**Given request**
Write out each line word for word. Drop pictures.

Collected data entries:
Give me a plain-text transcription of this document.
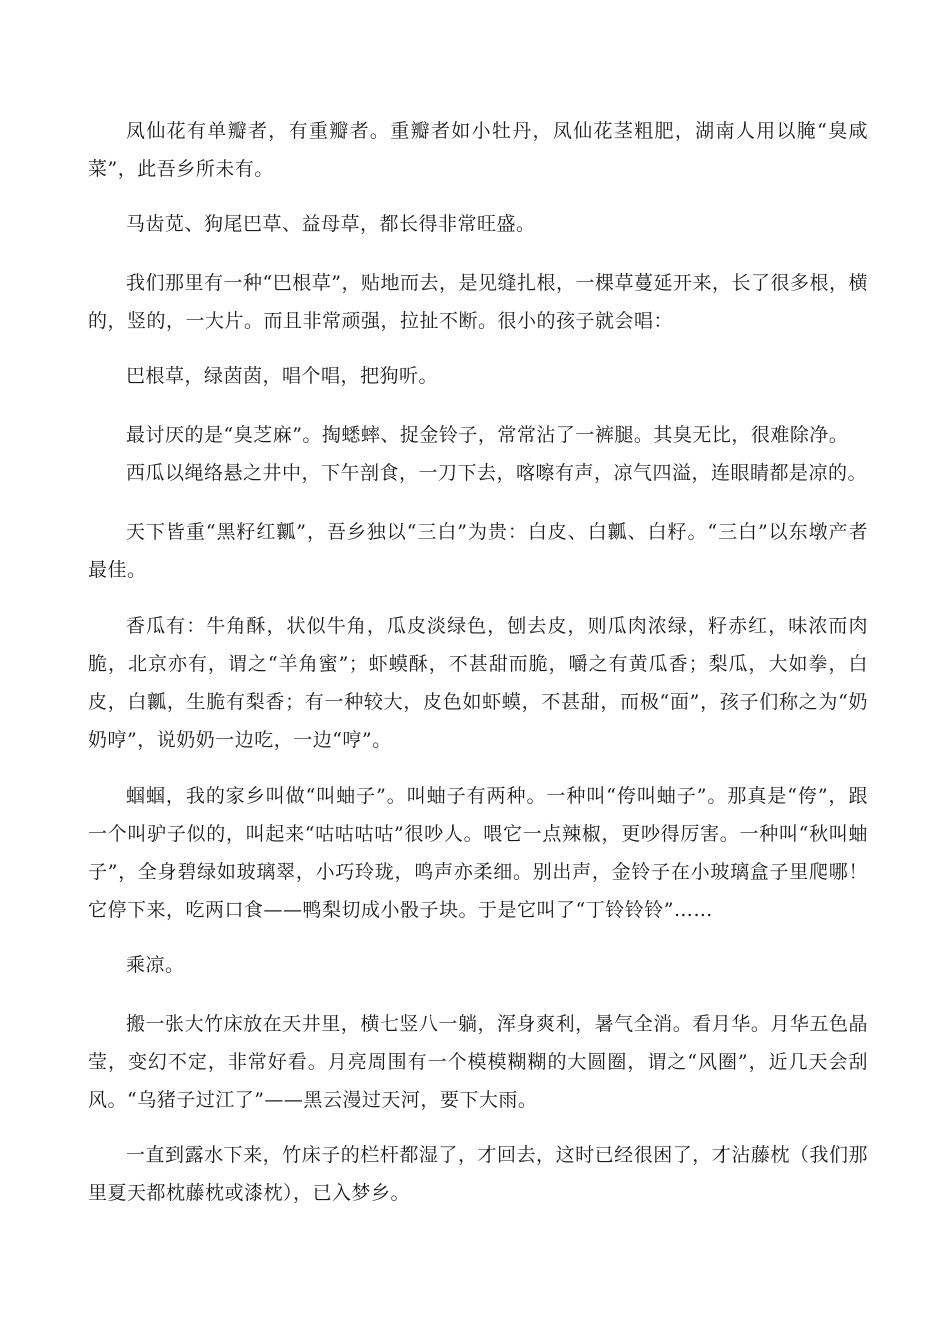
凤仙花有单瓣者，有重瓣者。重瓣者如小牡丹，凤仙花茎粗肥，湖南人用以腌“臭咸菜”，此吾乡所未有。

马齿苋、狗尾巴草、益母草，都长得非常旺盛。

我们那里有一种“巴根草”，贴地而去，是见缝扎根，一棵草蔓延开来，长了很多根，横的，竖的，一大片。而且非常顽强，拉扯不断。很小的孩子就会唱：

巴根草，绿茵茵，唱个唱，把狗听。

最讨厌的是“臭芝麻”。掏蟋蟀、捉金铃子，常常沾了一裤腿。其臭无比，很难除净。

西瓜以绳络悬之井中，下午剖食，一刀下去，喀嚓有声，凉气四溢，连眼睛都是凉的。

天下皆重“黑籽红瓤”，吾乡独以“三白”为贵：白皮、白瓤、白籽。“三白”以东墩产者最佳。

香瓜有：牛角酥，状似牛角，瓜皮淡绿色，刨去皮，则瓜肉浓绿，籽赤红，味浓而肉脆，北京亦有，谓之“羊角蜜”；虾蟆酥，不甚甜而脆，嚼之有黄瓜香；梨瓜，大如拳，白皮，白瓤，生脆有梨香；有一种较大，皮色如虾蟆，不甚甜，而极“面”，孩子们称之为“奶奶哼”，说奶奶一边吃，一边“哼”。

蝈蝈，我的家乡叫做“叫蚰子”。叫蚰子有两种。一种叫“侉叫蚰子”。那真是“侉”，跟一个叫驴子似的，叫起来“咕咕咕咕”很吵人。喂它一点辣椒，更吵得厉害。一种叫“秋叫蚰子”，全身碧绿如玻璃翠，小巧玲珑，鸣声亦柔细。别出声，金铃子在小玻璃盒子里爬哪！它停下来，吃两口食——鸭梨切成小骰子块。于是它叫了“丁铃铃铃”……

乘凉。

搬一张大竹床放在天井里，横七竖八一躺，浑身爽利，暑气全消。看月华。月华五色晶莹，变幻不定，非常好看。月亮周围有一个模模糊糊的大圆圈，谓之“风圈”，近几天会刮风。“乌猪子过江了”——黑云漫过天河，要下大雨。

一直到露水下来，竹床子的栏杆都湿了，才回去，这时已经很困了，才沾藤枕（我们那里夏天都枕藤枕或漆枕），已入梦乡。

**Right answer**
Give me a plain-text transcription of this document.
凤仙花有单瓣者，有重瓣者。重瓣者如小牡丹，凤仙花茎粗肥，湖南人用以腌“臭咸菜”，此吾乡所未有。

马齿苋、狗尾巴草、益母草，都长得非常旺盛。

我们那里有一种“巴根草”，贴地而去，是见缝扎根，一棵草蔓延开来，长了很多根，横的，竖的，一大片。而且非常顽强，拉扯不断。很小的孩子就会唱：

巴根草，绿茵茵，唱个唱，把狗听。

最讨厌的是“臭芝麻”。掏蟋蟀、捉金铃子，常常沾了一裤腿。其臭无比，很难除净。

西瓜以绳络悬之井中，下午剖食，一刀下去，喀嚓有声，凉气四溢，连眼睛都是凉的。

天下皆重“黑籽红瓤”，吾乡独以“三白”为贵：白皮、白瓤、白籽。“三白”以东墩产者最佳。

香瓜有：牛角酥，状似牛角，瓜皮淡绿色，刨去皮，则瓜肉浓绿，籽赤红，味浓而肉脆，北京亦有，谓之“羊角蜜”；虾蟆酥，不甚甜而脆，嚼之有黄瓜香；梨瓜，大如拳，白皮，白瓤，生脆有梨香；有一种较大，皮色如虾蟆，不甚甜，而极“面”，孩子们称之为“奶奶哼”，说奶奶一边吃，一边“哼”。

蝈蝈，我的家乡叫做“叫蚰子”。叫蚰子有两种。一种叫“侉叫蚰子”。那真是“侉”，跟一个叫驴子似的，叫起来“咕咕咕咕”很吵人。喂它一点辣椒，更吵得厉害。一种叫“秋叫蚰子”，全身碧绿如玻璃翠，小巧玲珑，鸣声亦柔细。别出声，金铃子在小玻璃盒子里爬哪！它停下来，吃两口食——鸭梨切成小骰子块。于是它叫了“丁铃铃铃”……

乘凉。

搬一张大竹床放在天井里，横七竖八一躺，浑身爽利，暑气全消。看月华。月华五色晶莹，变幻不定，非常好看。月亮周围有一个模模糊糊的大圆圈，谓之“风圈”，近几天会刮风。“乌猪子过江了”——黑云漫过天河，要下大雨。

一直到露水下来，竹床子的栏杆都湿了，才回去，这时已经很困了，才沾藤枕（我们那里夏天都枕藤枕或漆枕），已入梦乡。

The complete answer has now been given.